→ **What the exercise asks**:
In your copy, leave out the pictures and repeat every record exactly.

→ **Data for review**:

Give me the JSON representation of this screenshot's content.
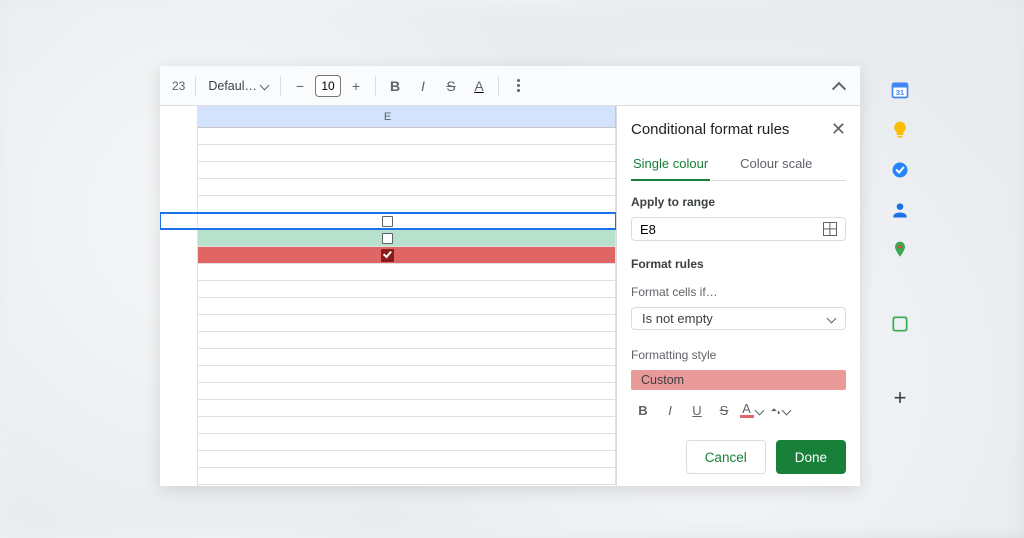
{
  "toolbar": {
    "percent_fragment": "23",
    "font_name": "Defaul…",
    "font_size": "10",
    "bold": "B",
    "italic": "I",
    "strike": "S",
    "text_color_glyph": "A"
  },
  "grid": {
    "column_letter": "E"
  },
  "panel": {
    "title": "Conditional format rules",
    "tab_single": "Single colour",
    "tab_scale": "Colour scale",
    "apply_label": "Apply to range",
    "range_value": "E8",
    "rules_heading": "Format rules",
    "cells_if_label": "Format cells if…",
    "condition_value": "Is not empty",
    "style_label": "Formatting style",
    "style_name": "Custom",
    "style_bold": "B",
    "style_italic": "I",
    "style_underline": "U",
    "style_strike": "S",
    "style_textcolor": "A",
    "cancel": "Cancel",
    "done": "Done"
  },
  "colors": {
    "accent_green": "#188038",
    "row_red": "#e06666",
    "row_green": "#b7e1cd",
    "selection_blue": "#1a73e8"
  }
}
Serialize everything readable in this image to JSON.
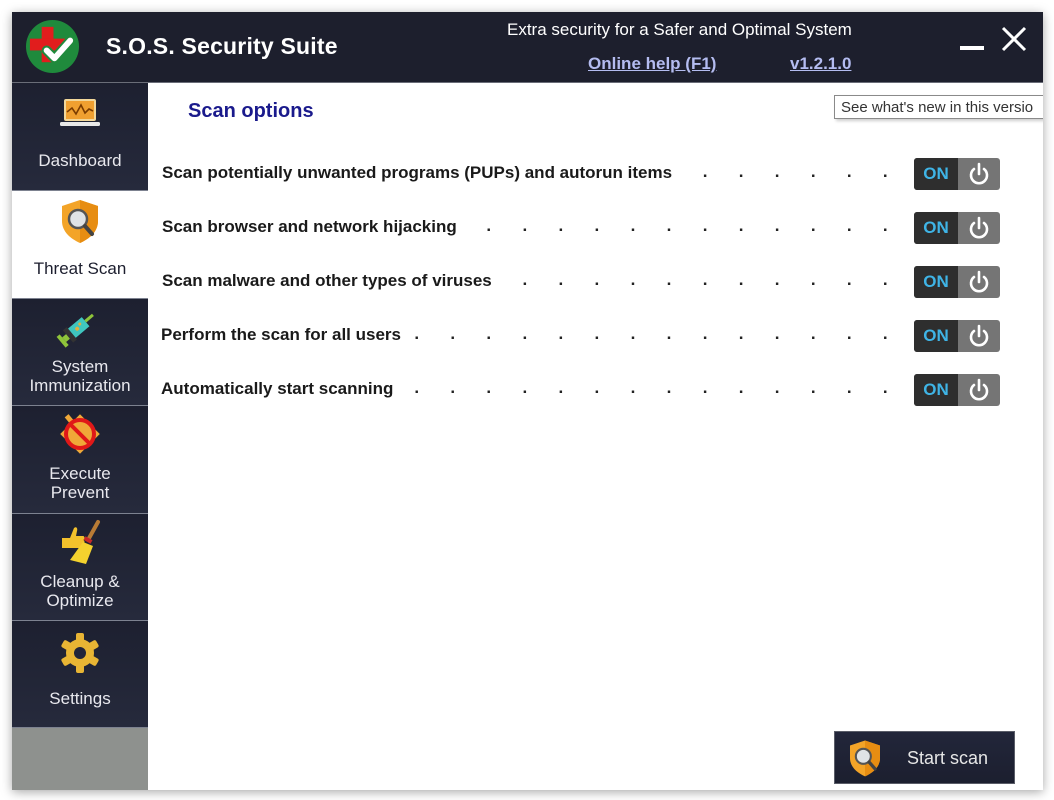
{
  "app": {
    "title": "S.O.S. Security Suite",
    "tagline": "Extra security for a Safer and Optimal System",
    "help_link": "Online help (F1)",
    "version": "v1.2.1.0",
    "tooltip": "See what's new in this versio"
  },
  "sidebar": {
    "items": [
      {
        "label": "Dashboard",
        "icon": "laptop-chart-icon",
        "active": false
      },
      {
        "label": "Threat Scan",
        "icon": "shield-magnifier-icon",
        "active": true
      },
      {
        "label_line1": "System",
        "label_line2": "Immunization",
        "icon": "syringe-icon",
        "active": false
      },
      {
        "label_line1": "Execute",
        "label_line2": "Prevent",
        "icon": "block-execute-icon",
        "active": false
      },
      {
        "label_line1": "Cleanup &",
        "label_line2": "Optimize",
        "icon": "thumb-broom-icon",
        "active": false
      },
      {
        "label": "Settings",
        "icon": "gear-icon",
        "active": false
      }
    ]
  },
  "main": {
    "section_title": "Scan options",
    "dots": ". . . . . . . . . . . . . . . . . . . . . . . . . . . . . . . . . . . . . . . . . . . . . . . .",
    "options": [
      {
        "label": "Scan potentially unwanted programs (PUPs) and autorun items",
        "state": "ON"
      },
      {
        "label": "Scan browser and network hijacking",
        "state": "ON"
      },
      {
        "label": "Scan malware and other types of viruses",
        "state": "ON"
      },
      {
        "label": "Perform the scan for all users",
        "state": "ON"
      },
      {
        "label": "Automatically start scanning",
        "state": "ON"
      }
    ],
    "start_button": "Start scan"
  },
  "colors": {
    "titlebar": "#1d1f2d",
    "section_title": "#1a1a8c",
    "toggle_on_text": "#3fb4e6",
    "link": "#b4bcf0"
  }
}
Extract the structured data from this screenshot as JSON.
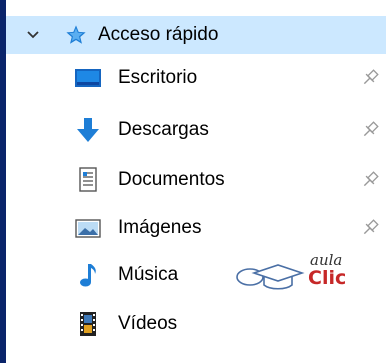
{
  "quick_access": {
    "label": "Acceso rápido"
  },
  "items": [
    {
      "label": "Escritorio",
      "icon": "desktop-icon",
      "pinned": true
    },
    {
      "label": "Descargas",
      "icon": "download-arrow-icon",
      "pinned": true
    },
    {
      "label": "Documentos",
      "icon": "document-icon",
      "pinned": true
    },
    {
      "label": "Imágenes",
      "icon": "pictures-icon",
      "pinned": true
    },
    {
      "label": "Música",
      "icon": "music-note-icon",
      "pinned": false
    },
    {
      "label": "Vídeos",
      "icon": "film-icon",
      "pinned": false
    }
  ],
  "watermark": {
    "top_text": "aula",
    "main_text": "Clic"
  },
  "colors": {
    "selection": "#cce8ff",
    "left_border": "#0a246a",
    "accent_blue": "#1e7ed6",
    "logo_red": "#c62828"
  }
}
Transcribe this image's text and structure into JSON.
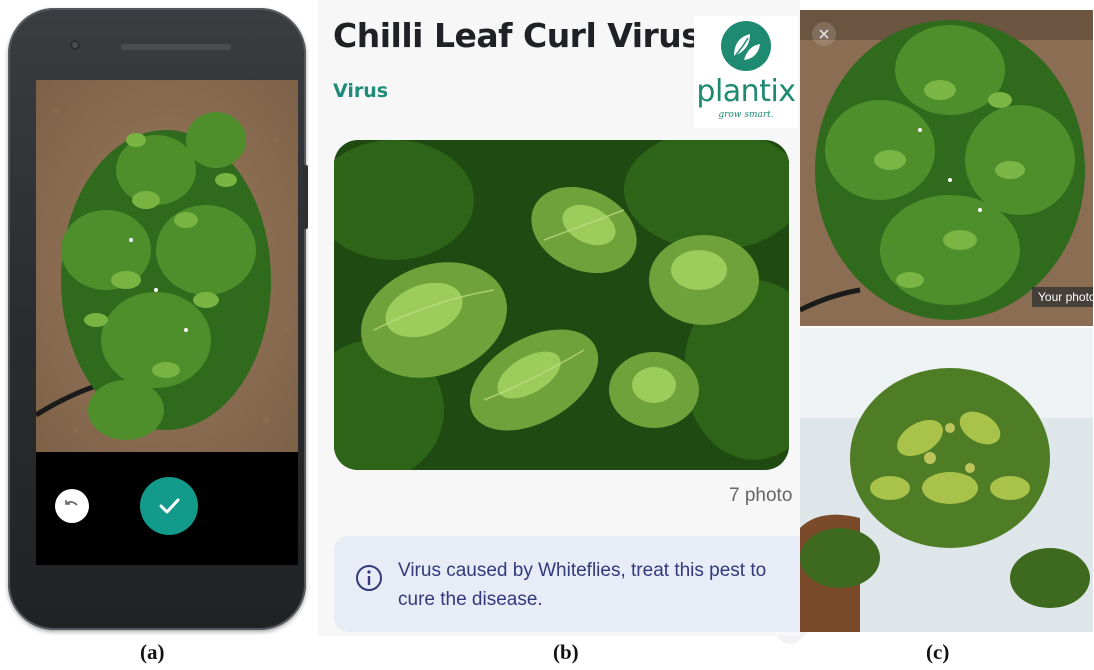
{
  "panel_b": {
    "title": "Chilli Leaf Curl Virus",
    "category": "Virus",
    "photo_count": "7 photo",
    "info_text": "Virus caused by Whiteflies, treat this pest to cure the disease."
  },
  "logo": {
    "name": "plantix",
    "tagline": "grow smart."
  },
  "panel_c": {
    "your_photo_label": "Your photo"
  },
  "captions": {
    "a": "(a)",
    "b": "(b)",
    "c": "(c)"
  },
  "colors": {
    "accent": "#129b8b",
    "category_green": "#1f8c7a",
    "info_box": "#e7ecf7",
    "info_text": "#33397a"
  },
  "icons": [
    "undo-icon",
    "check-icon",
    "info-icon",
    "tap-hand-icon",
    "close-icon",
    "plantix-leaf-logo"
  ]
}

→ **Reply**:
Give me the JSON representation of this screenshot's content.
{
  "toolbar": {
    "percent_fragment": "23",
    "font_name": "Defaul…",
    "font_size": "10",
    "bold": "B",
    "italic": "I",
    "strike": "S",
    "text_color_glyph": "A"
  },
  "grid": {
    "column_letter": "E"
  },
  "panel": {
    "title": "Conditional format rules",
    "tab_single": "Single colour",
    "tab_scale": "Colour scale",
    "apply_label": "Apply to range",
    "range_value": "E8",
    "rules_heading": "Format rules",
    "cells_if_label": "Format cells if…",
    "condition_value": "Is not empty",
    "style_label": "Formatting style",
    "style_name": "Custom",
    "style_bold": "B",
    "style_italic": "I",
    "style_underline": "U",
    "style_strike": "S",
    "style_textcolor": "A",
    "cancel": "Cancel",
    "done": "Done"
  },
  "colors": {
    "accent_green": "#188038",
    "row_red": "#e06666",
    "row_green": "#b7e1cd",
    "selection_blue": "#1a73e8"
  }
}
Serialize everything readable in this image to JSON.
{
  "app": {
    "title": "S.O.S. Security Suite",
    "tagline": "Extra security for a Safer and Optimal System",
    "help_link": "Online help (F1)",
    "version": "v1.2.1.0",
    "tooltip": "See what's new in this versio"
  },
  "sidebar": {
    "items": [
      {
        "label": "Dashboard",
        "icon": "laptop-chart-icon",
        "active": false
      },
      {
        "label": "Threat Scan",
        "icon": "shield-magnifier-icon",
        "active": true
      },
      {
        "label_line1": "System",
        "label_line2": "Immunization",
        "icon": "syringe-icon",
        "active": false
      },
      {
        "label_line1": "Execute",
        "label_line2": "Prevent",
        "icon": "block-execute-icon",
        "active": false
      },
      {
        "label_line1": "Cleanup &",
        "label_line2": "Optimize",
        "icon": "thumb-broom-icon",
        "active": false
      },
      {
        "label": "Settings",
        "icon": "gear-icon",
        "active": false
      }
    ]
  },
  "main": {
    "section_title": "Scan options",
    "dots": ". . . . . . . . . . . . . . . . . . . . . . . . . . . . . . . . . . . . . . . . . . . . . . . .",
    "options": [
      {
        "label": "Scan potentially unwanted programs (PUPs) and autorun items",
        "state": "ON"
      },
      {
        "label": "Scan browser and network hijacking",
        "state": "ON"
      },
      {
        "label": "Scan malware and other types of viruses",
        "state": "ON"
      },
      {
        "label": "Perform the scan for all users",
        "state": "ON"
      },
      {
        "label": "Automatically start scanning",
        "state": "ON"
      }
    ],
    "start_button": "Start scan"
  },
  "colors": {
    "titlebar": "#1d1f2d",
    "section_title": "#1a1a8c",
    "toggle_on_text": "#3fb4e6",
    "link": "#b4bcf0"
  }
}
Extract the structured data from this screenshot as JSON.
{
  "quick_access": {
    "label": "Acceso rápido"
  },
  "items": [
    {
      "label": "Escritorio",
      "icon": "desktop-icon",
      "pinned": true
    },
    {
      "label": "Descargas",
      "icon": "download-arrow-icon",
      "pinned": true
    },
    {
      "label": "Documentos",
      "icon": "document-icon",
      "pinned": true
    },
    {
      "label": "Imágenes",
      "icon": "pictures-icon",
      "pinned": true
    },
    {
      "label": "Música",
      "icon": "music-note-icon",
      "pinned": false
    },
    {
      "label": "Vídeos",
      "icon": "film-icon",
      "pinned": false
    }
  ],
  "watermark": {
    "top_text": "aula",
    "main_text": "Clic"
  },
  "colors": {
    "selection": "#cce8ff",
    "left_border": "#0a246a",
    "accent_blue": "#1e7ed6",
    "logo_red": "#c62828"
  }
}
Transcribe this image's text and structure into JSON.
{
  "panel_b": {
    "title": "Chilli Leaf Curl Virus",
    "category": "Virus",
    "photo_count": "7 photo",
    "info_text": "Virus caused by Whiteflies, treat this pest to cure the disease."
  },
  "logo": {
    "name": "plantix",
    "tagline": "grow smart."
  },
  "panel_c": {
    "your_photo_label": "Your photo"
  },
  "captions": {
    "a": "(a)",
    "b": "(b)",
    "c": "(c)"
  },
  "colors": {
    "accent": "#129b8b",
    "category_green": "#1f8c7a",
    "info_box": "#e7ecf7",
    "info_text": "#33397a"
  },
  "icons": [
    "undo-icon",
    "check-icon",
    "info-icon",
    "tap-hand-icon",
    "close-icon",
    "plantix-leaf-logo"
  ]
}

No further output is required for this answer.